● **What you should do**
Among the lines below, how many carry the string "title"? Reply with a number and nothing else.

● **Records to use**

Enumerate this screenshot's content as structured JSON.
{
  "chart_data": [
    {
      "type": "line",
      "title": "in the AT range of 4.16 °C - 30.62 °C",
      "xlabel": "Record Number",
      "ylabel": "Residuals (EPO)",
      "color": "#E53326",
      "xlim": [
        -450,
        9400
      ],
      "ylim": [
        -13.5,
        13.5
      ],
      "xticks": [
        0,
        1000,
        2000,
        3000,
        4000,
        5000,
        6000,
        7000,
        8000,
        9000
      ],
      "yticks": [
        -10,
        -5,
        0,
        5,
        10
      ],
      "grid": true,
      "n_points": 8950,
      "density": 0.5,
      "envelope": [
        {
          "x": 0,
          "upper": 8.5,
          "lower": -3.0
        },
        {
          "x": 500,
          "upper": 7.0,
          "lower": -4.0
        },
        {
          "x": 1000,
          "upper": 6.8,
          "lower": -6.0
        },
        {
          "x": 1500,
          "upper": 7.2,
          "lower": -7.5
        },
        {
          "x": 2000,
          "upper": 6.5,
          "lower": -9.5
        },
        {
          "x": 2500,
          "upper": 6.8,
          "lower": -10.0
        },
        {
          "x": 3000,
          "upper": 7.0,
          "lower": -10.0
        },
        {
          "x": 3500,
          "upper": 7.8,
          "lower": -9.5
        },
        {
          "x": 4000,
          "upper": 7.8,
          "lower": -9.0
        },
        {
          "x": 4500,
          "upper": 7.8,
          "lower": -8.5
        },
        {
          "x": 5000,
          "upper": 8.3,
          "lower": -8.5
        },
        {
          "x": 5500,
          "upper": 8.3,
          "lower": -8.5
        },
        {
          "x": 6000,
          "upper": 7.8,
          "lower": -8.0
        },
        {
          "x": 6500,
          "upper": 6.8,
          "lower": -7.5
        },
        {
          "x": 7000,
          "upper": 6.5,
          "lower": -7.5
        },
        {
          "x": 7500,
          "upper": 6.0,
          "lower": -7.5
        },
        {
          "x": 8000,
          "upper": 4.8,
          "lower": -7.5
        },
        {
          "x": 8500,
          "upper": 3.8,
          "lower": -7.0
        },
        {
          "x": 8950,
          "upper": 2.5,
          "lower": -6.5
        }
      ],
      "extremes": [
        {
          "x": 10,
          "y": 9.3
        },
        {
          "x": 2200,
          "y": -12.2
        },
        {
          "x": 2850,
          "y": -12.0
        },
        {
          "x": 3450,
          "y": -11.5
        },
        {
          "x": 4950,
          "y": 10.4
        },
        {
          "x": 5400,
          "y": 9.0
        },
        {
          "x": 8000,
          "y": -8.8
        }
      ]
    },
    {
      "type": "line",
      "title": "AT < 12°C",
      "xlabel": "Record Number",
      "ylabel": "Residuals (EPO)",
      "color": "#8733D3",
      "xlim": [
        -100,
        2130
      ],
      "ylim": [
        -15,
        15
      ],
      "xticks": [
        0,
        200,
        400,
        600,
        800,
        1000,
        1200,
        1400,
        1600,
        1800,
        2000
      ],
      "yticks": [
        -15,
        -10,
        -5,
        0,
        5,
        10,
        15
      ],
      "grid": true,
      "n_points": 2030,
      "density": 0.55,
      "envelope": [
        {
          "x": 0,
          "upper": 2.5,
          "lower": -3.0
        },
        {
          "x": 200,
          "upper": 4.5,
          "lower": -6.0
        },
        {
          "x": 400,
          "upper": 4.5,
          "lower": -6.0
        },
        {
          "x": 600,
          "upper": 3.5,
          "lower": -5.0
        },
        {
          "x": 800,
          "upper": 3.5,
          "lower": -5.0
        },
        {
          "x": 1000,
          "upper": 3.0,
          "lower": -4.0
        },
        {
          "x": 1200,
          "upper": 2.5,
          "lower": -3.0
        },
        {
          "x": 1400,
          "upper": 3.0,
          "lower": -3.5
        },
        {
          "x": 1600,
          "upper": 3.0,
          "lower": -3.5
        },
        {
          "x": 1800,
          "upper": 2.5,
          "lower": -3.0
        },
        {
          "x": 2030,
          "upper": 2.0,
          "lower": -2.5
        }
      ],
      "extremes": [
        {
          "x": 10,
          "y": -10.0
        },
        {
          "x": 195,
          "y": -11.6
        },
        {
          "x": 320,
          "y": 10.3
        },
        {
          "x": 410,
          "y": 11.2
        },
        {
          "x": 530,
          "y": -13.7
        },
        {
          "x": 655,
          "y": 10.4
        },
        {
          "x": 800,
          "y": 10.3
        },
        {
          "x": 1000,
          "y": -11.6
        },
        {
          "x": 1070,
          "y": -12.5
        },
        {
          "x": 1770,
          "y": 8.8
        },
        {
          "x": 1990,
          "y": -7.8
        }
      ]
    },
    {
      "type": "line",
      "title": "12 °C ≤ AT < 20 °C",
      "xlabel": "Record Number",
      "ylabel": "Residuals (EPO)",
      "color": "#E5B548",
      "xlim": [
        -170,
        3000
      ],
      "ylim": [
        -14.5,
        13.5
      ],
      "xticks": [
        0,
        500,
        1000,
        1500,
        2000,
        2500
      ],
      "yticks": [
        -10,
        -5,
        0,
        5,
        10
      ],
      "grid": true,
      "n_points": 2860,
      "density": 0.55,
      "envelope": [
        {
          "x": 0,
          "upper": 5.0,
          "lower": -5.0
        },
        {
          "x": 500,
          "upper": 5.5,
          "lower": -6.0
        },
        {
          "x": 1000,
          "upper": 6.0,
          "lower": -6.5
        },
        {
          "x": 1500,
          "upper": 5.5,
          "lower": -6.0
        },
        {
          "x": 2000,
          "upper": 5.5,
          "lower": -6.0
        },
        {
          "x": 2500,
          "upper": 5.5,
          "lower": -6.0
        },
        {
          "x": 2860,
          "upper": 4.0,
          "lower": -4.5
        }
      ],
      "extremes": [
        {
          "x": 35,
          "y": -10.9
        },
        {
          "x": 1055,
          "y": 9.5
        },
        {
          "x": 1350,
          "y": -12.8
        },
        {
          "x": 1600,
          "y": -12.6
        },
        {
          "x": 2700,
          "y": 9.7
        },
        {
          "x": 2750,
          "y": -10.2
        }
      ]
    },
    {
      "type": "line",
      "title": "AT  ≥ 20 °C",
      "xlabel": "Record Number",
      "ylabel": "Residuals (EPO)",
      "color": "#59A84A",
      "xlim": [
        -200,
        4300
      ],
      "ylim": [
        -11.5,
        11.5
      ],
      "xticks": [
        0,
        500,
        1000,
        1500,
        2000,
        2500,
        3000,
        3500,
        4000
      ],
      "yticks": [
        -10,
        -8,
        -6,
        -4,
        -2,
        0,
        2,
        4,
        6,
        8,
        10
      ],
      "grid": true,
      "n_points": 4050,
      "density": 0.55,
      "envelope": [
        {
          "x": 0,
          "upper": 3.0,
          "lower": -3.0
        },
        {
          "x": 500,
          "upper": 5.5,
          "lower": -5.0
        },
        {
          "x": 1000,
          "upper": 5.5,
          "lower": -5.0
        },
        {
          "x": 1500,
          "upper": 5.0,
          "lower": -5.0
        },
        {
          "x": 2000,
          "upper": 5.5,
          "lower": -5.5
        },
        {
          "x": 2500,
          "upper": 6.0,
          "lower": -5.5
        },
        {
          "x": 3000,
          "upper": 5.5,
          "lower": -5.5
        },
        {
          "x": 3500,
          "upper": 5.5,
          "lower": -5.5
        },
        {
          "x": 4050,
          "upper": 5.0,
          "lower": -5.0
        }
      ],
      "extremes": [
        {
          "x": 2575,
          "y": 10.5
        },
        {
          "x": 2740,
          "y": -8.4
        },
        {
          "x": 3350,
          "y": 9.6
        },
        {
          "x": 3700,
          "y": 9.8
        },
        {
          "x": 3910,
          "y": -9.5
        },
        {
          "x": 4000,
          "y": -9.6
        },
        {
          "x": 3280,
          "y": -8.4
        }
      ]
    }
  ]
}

● **Answer to this problem**
4